§ **The exercise**: Each entry below is to be duplicated verbatim.

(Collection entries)
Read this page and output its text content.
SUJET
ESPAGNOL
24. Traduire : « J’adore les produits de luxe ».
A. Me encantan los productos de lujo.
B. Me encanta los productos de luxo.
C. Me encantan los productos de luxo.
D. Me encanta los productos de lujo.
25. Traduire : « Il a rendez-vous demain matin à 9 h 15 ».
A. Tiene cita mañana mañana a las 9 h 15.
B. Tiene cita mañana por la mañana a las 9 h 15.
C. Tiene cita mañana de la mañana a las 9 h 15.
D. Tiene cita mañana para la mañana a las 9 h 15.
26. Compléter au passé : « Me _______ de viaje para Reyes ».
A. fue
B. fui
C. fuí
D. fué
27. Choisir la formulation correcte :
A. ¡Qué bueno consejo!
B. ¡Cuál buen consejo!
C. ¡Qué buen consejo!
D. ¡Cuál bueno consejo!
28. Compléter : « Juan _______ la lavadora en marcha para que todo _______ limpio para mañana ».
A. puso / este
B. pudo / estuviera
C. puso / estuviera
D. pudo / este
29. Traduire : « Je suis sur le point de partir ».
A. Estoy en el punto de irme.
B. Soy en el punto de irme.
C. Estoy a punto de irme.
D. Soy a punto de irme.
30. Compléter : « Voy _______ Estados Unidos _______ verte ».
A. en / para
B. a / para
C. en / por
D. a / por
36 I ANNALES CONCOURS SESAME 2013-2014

§ **Completed task**:
Read this page and output its text content.
SUJET
ESPAGNOL
24. Traduire : « J’adore les produits de luxe ».
A. Me encantan los productos de lujo.
B. Me encanta los productos de luxo.
C. Me encantan los productos de luxo.
D. Me encanta los productos de lujo.
25. Traduire : « Il a rendez-vous demain matin à 9 h 15 ».
A. Tiene cita mañana mañana a las 9 h 15.
B. Tiene cita mañana por la mañana a las 9 h 15.
C. Tiene cita mañana de la mañana a las 9 h 15.
D. Tiene cita mañana para la mañana a las 9 h 15.
26. Compléter au passé : « Me _______ de viaje para Reyes ».
A. fue
B. fui
C. fuí
D. fué
27. Choisir la formulation correcte :
A. ¡Qué bueno consejo!
B. ¡Cuál buen consejo!
C. ¡Qué buen consejo!
D. ¡Cuál bueno consejo!
28. Compléter : « Juan _______ la lavadora en marcha para que todo _______ limpio para mañana ».
A. puso / este
B. pudo / estuviera
C. puso / estuviera
D. pudo / este
29. Traduire : « Je suis sur le point de partir ».
A. Estoy en el punto de irme.
B. Soy en el punto de irme.
C. Estoy a punto de irme.
D. Soy a punto de irme.
30. Compléter : « Voy _______ Estados Unidos _______ verte ».
A. en / para
B. a / para
C. en / por
D. a / por
36 I ANNALES CONCOURS SESAME 2013-2014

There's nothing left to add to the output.